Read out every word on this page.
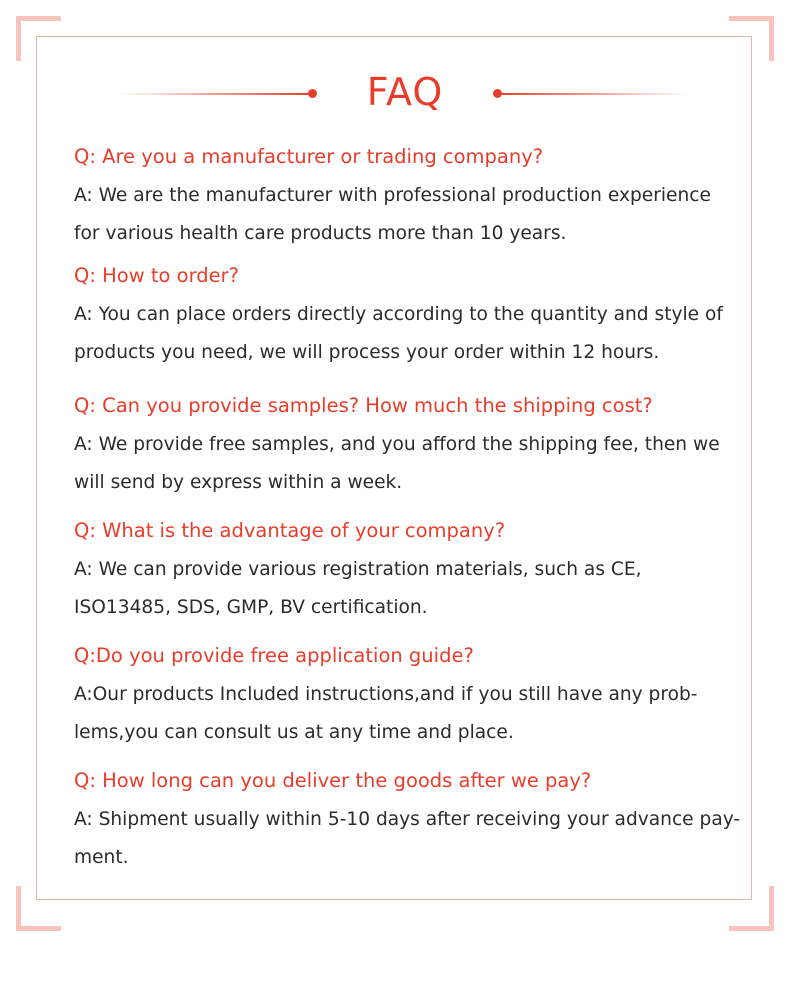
FAQ
Q: Are you a manufacturer or trading company?

A: We are the manufacturer with professional production experience

for various health care products more than 10 years.

Q: How to order?

A: You can place orders directly according to the quantity and style of

products you need, we will process your order within 12 hours.

Q: Can you provide samples? How much the shipping cost?

A: We provide free samples, and you afford the shipping fee, then we

will send by express within a week.

Q: What is the advantage of your company?

A: We can provide various registration materials, such as CE,

ISO13485, SDS, GMP, BV certification.

Q:Do you provide free application guide?

A:Our products Included instructions,and if you still have any prob-

lems,you can consult us at any time and place.

Q: How long can you deliver the goods after we pay?

A: Shipment usually within 5-10 days after receiving your advance pay-

ment.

GIVEN EXERCISE
Select from the material above each line in which the string "manufacturer" appears, and list those lines.

EXERCISE ANSWER
Q: Are you a manufacturer or trading company?
A: We are the manufacturer with professional production experience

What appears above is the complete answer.